= TASK OBJECTIVE =
Give back the full listing verbatim, apart from its images.

[Begin INFORMATION GIVEN]

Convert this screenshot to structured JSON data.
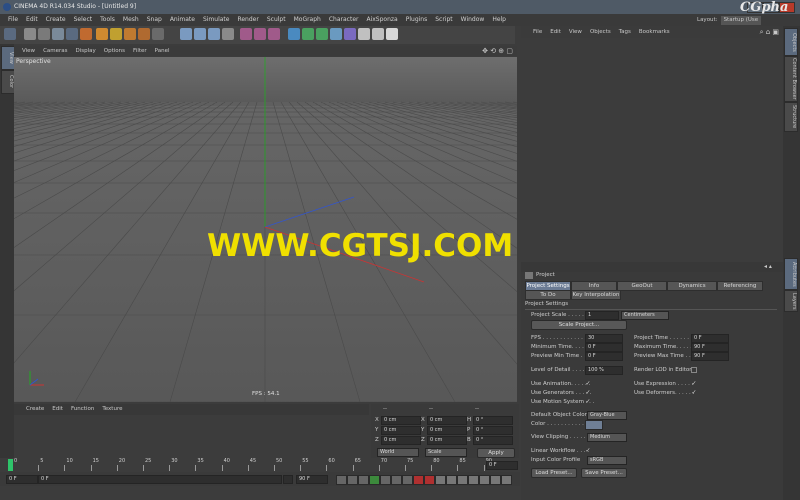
{
  "window": {
    "title": "CINEMA 4D R14.034 Studio - [Untitled 9]"
  },
  "menubar": [
    "File",
    "Edit",
    "Create",
    "Select",
    "Tools",
    "Mesh",
    "Snap",
    "Animate",
    "Simulate",
    "Render",
    "Sculpt",
    "MoGraph",
    "Character",
    "AixSponza",
    "Plugins",
    "Script",
    "Window",
    "Help"
  ],
  "layout": {
    "label": "Layout:",
    "value": "Startup (Use"
  },
  "viewport": {
    "menu": [
      "View",
      "Cameras",
      "Display",
      "Options",
      "Filter",
      "Panel"
    ],
    "name": "Perspective",
    "fps": "FPS : 54.1"
  },
  "object_manager": {
    "menu": [
      "File",
      "Edit",
      "View",
      "Objects",
      "Tags",
      "Bookmarks"
    ]
  },
  "right_tabs": [
    "Objects",
    "Content Browser",
    "Structure"
  ],
  "right_tabs_lower": [
    "Attributes",
    "Layers"
  ],
  "left_tabs": [
    "View",
    "Color"
  ],
  "attributes": {
    "title": "Project",
    "section": "Project Settings",
    "tabs_row1": [
      "Project Settings",
      "Info",
      "GeoOut",
      "Dynamics",
      "Referencing"
    ],
    "tabs_row2": [
      "To Do",
      "Key Interpolation"
    ],
    "project_scale_label": "Project Scale . . . . . .",
    "project_scale_value": "1",
    "project_scale_unit": "Centimeters",
    "scale_project_btn": "Scale Project...",
    "fps_label": "FPS . . . . . . . . . . . .",
    "fps_value": "30",
    "project_time_label": "Project Time . . . . . .",
    "project_time_value": "0 F",
    "min_time_label": "Minimum Time. . . . . .",
    "min_time_value": "0 F",
    "max_time_label": "Maximum Time. . . . . .",
    "max_time_value": "90 F",
    "prev_min_label": "Preview Min Time . . .",
    "prev_min_value": "0 F",
    "prev_max_label": "Preview Max Time . . .",
    "prev_max_value": "90 F",
    "lod_label": "Level of Detail . . . . .",
    "lod_value": "100 %",
    "render_lod_label": "Render LOD in Editor",
    "use_anim_label": "Use Animation. . . . . .",
    "use_expr_label": "Use Expression . . . . .",
    "use_gen_label": "Use Generators . . . . .",
    "use_deform_label": "Use Deformers. . . . . .",
    "use_motion_label": "Use Motion System . . .",
    "def_color_label": "Default Object Color",
    "def_color_value": "Gray-Blue",
    "color_label": "Color . . . . . . . . . . . .",
    "view_clip_label": "View Clipping . . . . .",
    "view_clip_value": "Medium",
    "linear_label": "Linear Workflow . . . .",
    "icp_label": "Input Color Profile",
    "icp_value": "sRGB",
    "load_preset": "Load Preset...",
    "save_preset": "Save Preset...",
    "check": "✓"
  },
  "material_manager": {
    "menu": [
      "Create",
      "Edit",
      "Function",
      "Texture"
    ]
  },
  "coordinates": {
    "col_headers": [
      "--",
      "--",
      "--"
    ],
    "rows": [
      {
        "a": "X",
        "av": "0 cm",
        "b": "X",
        "bv": "0 cm",
        "c": "H",
        "cv": "0 °"
      },
      {
        "a": "Y",
        "av": "0 cm",
        "b": "Y",
        "bv": "0 cm",
        "c": "P",
        "cv": "0 °"
      },
      {
        "a": "Z",
        "av": "0 cm",
        "b": "Z",
        "bv": "0 cm",
        "c": "B",
        "cv": "0 °"
      }
    ],
    "mode1": "World",
    "mode2": "Scale",
    "apply": "Apply"
  },
  "timeline": {
    "ticks": [
      "0",
      "5",
      "10",
      "15",
      "20",
      "25",
      "30",
      "35",
      "40",
      "45",
      "50",
      "55",
      "60",
      "65",
      "70",
      "75",
      "80",
      "85",
      "90"
    ],
    "frame_end": "0 F",
    "start": "0 F",
    "start_field": "0 F",
    "end_field": "90 F",
    "end": "90 F"
  },
  "watermark": "WWW.CGTSJ.COM",
  "logo_text": "CGpha",
  "colors": {
    "accent_tab": "#6b7b94",
    "watermark": "#f0e000",
    "y_axis": "#22aa22",
    "x_axis": "#cc3333",
    "z_axis": "#3355cc"
  }
}
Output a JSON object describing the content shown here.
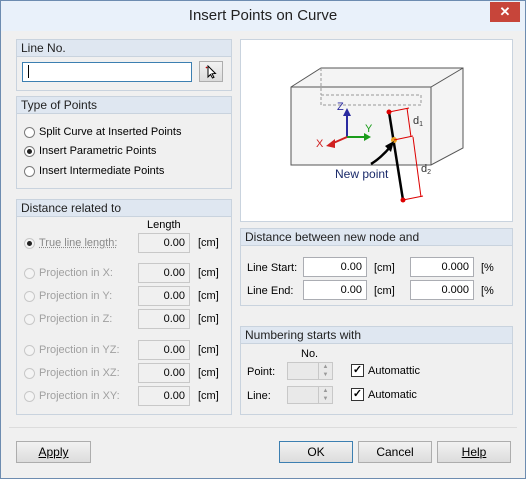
{
  "window": {
    "title": "Insert Points on Curve",
    "close_label": "✕"
  },
  "line_no": {
    "header": "Line No.",
    "value": "",
    "pick_icon": "cursor-pick-icon"
  },
  "type_of_points": {
    "header": "Type of Points",
    "options": [
      {
        "label": "Split Curve at Inserted Points",
        "selected": false
      },
      {
        "label": "Insert Parametric Points",
        "selected": true
      },
      {
        "label": "Insert Intermediate Points",
        "selected": false
      }
    ]
  },
  "distance_related": {
    "header": "Distance related to",
    "length_header": "Length",
    "rows": [
      {
        "label": "True line length:",
        "value": "0.00",
        "unit": "[cm]"
      },
      {
        "label": "Projection in X:",
        "value": "0.00",
        "unit": "[cm]"
      },
      {
        "label": "Projection in Y:",
        "value": "0.00",
        "unit": "[cm]"
      },
      {
        "label": "Projection in Z:",
        "value": "0.00",
        "unit": "[cm]"
      },
      {
        "label": "Projection in YZ:",
        "value": "0.00",
        "unit": "[cm]"
      },
      {
        "label": "Projection in XZ:",
        "value": "0.00",
        "unit": "[cm]"
      },
      {
        "label": "Projection in XY:",
        "value": "0.00",
        "unit": "[cm]"
      }
    ]
  },
  "diagram": {
    "z": "Z",
    "x": "X",
    "y": "Y",
    "d1": "d",
    "d1_sub": "1",
    "d2": "d",
    "d2_sub": "2",
    "new_point": "New point"
  },
  "distance_between": {
    "header": "Distance between new node and",
    "line_start_label": "Line Start:",
    "line_start_value": "0.00",
    "line_start_unit": "[cm]",
    "line_start_pct": "0.000",
    "line_start_pct_unit": "[%",
    "line_end_label": "Line End:",
    "line_end_value": "0.00",
    "line_end_unit": "[cm]",
    "line_end_pct": "0.000",
    "line_end_pct_unit": "[%"
  },
  "numbering": {
    "header": "Numbering starts with",
    "no_header": "No.",
    "point_label": "Point:",
    "point_check_label": "Automattic",
    "point_checked": true,
    "line_label": "Line:",
    "line_check_label": "Automatic",
    "line_checked": true
  },
  "buttons": {
    "apply": "Apply",
    "ok": "OK",
    "cancel": "Cancel",
    "help": "Help"
  }
}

[End INFORMATION GIVEN]

= CORRECT OUTPUT =
Convert this screenshot to structured JSON data.
{
  "window": {
    "title": "CINEMA 4D R14.034 Studio - [Untitled 9]"
  },
  "menubar": [
    "File",
    "Edit",
    "Create",
    "Select",
    "Tools",
    "Mesh",
    "Snap",
    "Animate",
    "Simulate",
    "Render",
    "Sculpt",
    "MoGraph",
    "Character",
    "AixSponza",
    "Plugins",
    "Script",
    "Window",
    "Help"
  ],
  "layout": {
    "label": "Layout:",
    "value": "Startup (Use"
  },
  "viewport": {
    "menu": [
      "View",
      "Cameras",
      "Display",
      "Options",
      "Filter",
      "Panel"
    ],
    "name": "Perspective",
    "fps": "FPS : 54.1"
  },
  "object_manager": {
    "menu": [
      "File",
      "Edit",
      "View",
      "Objects",
      "Tags",
      "Bookmarks"
    ]
  },
  "right_tabs": [
    "Objects",
    "Content Browser",
    "Structure"
  ],
  "right_tabs_lower": [
    "Attributes",
    "Layers"
  ],
  "left_tabs": [
    "View",
    "Color"
  ],
  "attributes": {
    "title": "Project",
    "section": "Project Settings",
    "tabs_row1": [
      "Project Settings",
      "Info",
      "GeoOut",
      "Dynamics",
      "Referencing"
    ],
    "tabs_row2": [
      "To Do",
      "Key Interpolation"
    ],
    "project_scale_label": "Project Scale . . . . . .",
    "project_scale_value": "1",
    "project_scale_unit": "Centimeters",
    "scale_project_btn": "Scale Project...",
    "fps_label": "FPS . . . . . . . . . . . .",
    "fps_value": "30",
    "project_time_label": "Project Time . . . . . .",
    "project_time_value": "0 F",
    "min_time_label": "Minimum Time. . . . . .",
    "min_time_value": "0 F",
    "max_time_label": "Maximum Time. . . . . .",
    "max_time_value": "90 F",
    "prev_min_label": "Preview Min Time . . .",
    "prev_min_value": "0 F",
    "prev_max_label": "Preview Max Time . . .",
    "prev_max_value": "90 F",
    "lod_label": "Level of Detail . . . . .",
    "lod_value": "100 %",
    "render_lod_label": "Render LOD in Editor",
    "use_anim_label": "Use Animation. . . . . .",
    "use_expr_label": "Use Expression . . . . .",
    "use_gen_label": "Use Generators . . . . .",
    "use_deform_label": "Use Deformers. . . . . .",
    "use_motion_label": "Use Motion System . . .",
    "def_color_label": "Default Object Color",
    "def_color_value": "Gray-Blue",
    "color_label": "Color . . . . . . . . . . . .",
    "view_clip_label": "View Clipping . . . . .",
    "view_clip_value": "Medium",
    "linear_label": "Linear Workflow . . . .",
    "icp_label": "Input Color Profile",
    "icp_value": "sRGB",
    "load_preset": "Load Preset...",
    "save_preset": "Save Preset...",
    "check": "✓"
  },
  "material_manager": {
    "menu": [
      "Create",
      "Edit",
      "Function",
      "Texture"
    ]
  },
  "coordinates": {
    "col_headers": [
      "--",
      "--",
      "--"
    ],
    "rows": [
      {
        "a": "X",
        "av": "0 cm",
        "b": "X",
        "bv": "0 cm",
        "c": "H",
        "cv": "0 °"
      },
      {
        "a": "Y",
        "av": "0 cm",
        "b": "Y",
        "bv": "0 cm",
        "c": "P",
        "cv": "0 °"
      },
      {
        "a": "Z",
        "av": "0 cm",
        "b": "Z",
        "bv": "0 cm",
        "c": "B",
        "cv": "0 °"
      }
    ],
    "mode1": "World",
    "mode2": "Scale",
    "apply": "Apply"
  },
  "timeline": {
    "ticks": [
      "0",
      "5",
      "10",
      "15",
      "20",
      "25",
      "30",
      "35",
      "40",
      "45",
      "50",
      "55",
      "60",
      "65",
      "70",
      "75",
      "80",
      "85",
      "90"
    ],
    "frame_end": "0 F",
    "start": "0 F",
    "start_field": "0 F",
    "end_field": "90 F",
    "end": "90 F"
  },
  "watermark": "WWW.CGTSJ.COM",
  "logo_text": "CGpha",
  "colors": {
    "accent_tab": "#6b7b94",
    "watermark": "#f0e000",
    "y_axis": "#22aa22",
    "x_axis": "#cc3333",
    "z_axis": "#3355cc"
  }
}
Output a JSON object describing the content shown here.
{
  "window": {
    "title": "Insert Points on Curve",
    "close_label": "✕"
  },
  "line_no": {
    "header": "Line No.",
    "value": "",
    "pick_icon": "cursor-pick-icon"
  },
  "type_of_points": {
    "header": "Type of Points",
    "options": [
      {
        "label": "Split Curve at Inserted Points",
        "selected": false
      },
      {
        "label": "Insert Parametric Points",
        "selected": true
      },
      {
        "label": "Insert Intermediate Points",
        "selected": false
      }
    ]
  },
  "distance_related": {
    "header": "Distance related to",
    "length_header": "Length",
    "rows": [
      {
        "label": "True line length:",
        "value": "0.00",
        "unit": "[cm]"
      },
      {
        "label": "Projection in X:",
        "value": "0.00",
        "unit": "[cm]"
      },
      {
        "label": "Projection in Y:",
        "value": "0.00",
        "unit": "[cm]"
      },
      {
        "label": "Projection in Z:",
        "value": "0.00",
        "unit": "[cm]"
      },
      {
        "label": "Projection in YZ:",
        "value": "0.00",
        "unit": "[cm]"
      },
      {
        "label": "Projection in XZ:",
        "value": "0.00",
        "unit": "[cm]"
      },
      {
        "label": "Projection in XY:",
        "value": "0.00",
        "unit": "[cm]"
      }
    ]
  },
  "diagram": {
    "z": "Z",
    "x": "X",
    "y": "Y",
    "d1": "d",
    "d1_sub": "1",
    "d2": "d",
    "d2_sub": "2",
    "new_point": "New point"
  },
  "distance_between": {
    "header": "Distance between new node and",
    "line_start_label": "Line Start:",
    "line_start_value": "0.00",
    "line_start_unit": "[cm]",
    "line_start_pct": "0.000",
    "line_start_pct_unit": "[%",
    "line_end_label": "Line End:",
    "line_end_value": "0.00",
    "line_end_unit": "[cm]",
    "line_end_pct": "0.000",
    "line_end_pct_unit": "[%"
  },
  "numbering": {
    "header": "Numbering starts with",
    "no_header": "No.",
    "point_label": "Point:",
    "point_check_label": "Automattic",
    "point_checked": true,
    "line_label": "Line:",
    "line_check_label": "Automatic",
    "line_checked": true
  },
  "buttons": {
    "apply": "Apply",
    "ok": "OK",
    "cancel": "Cancel",
    "help": "Help"
  }
}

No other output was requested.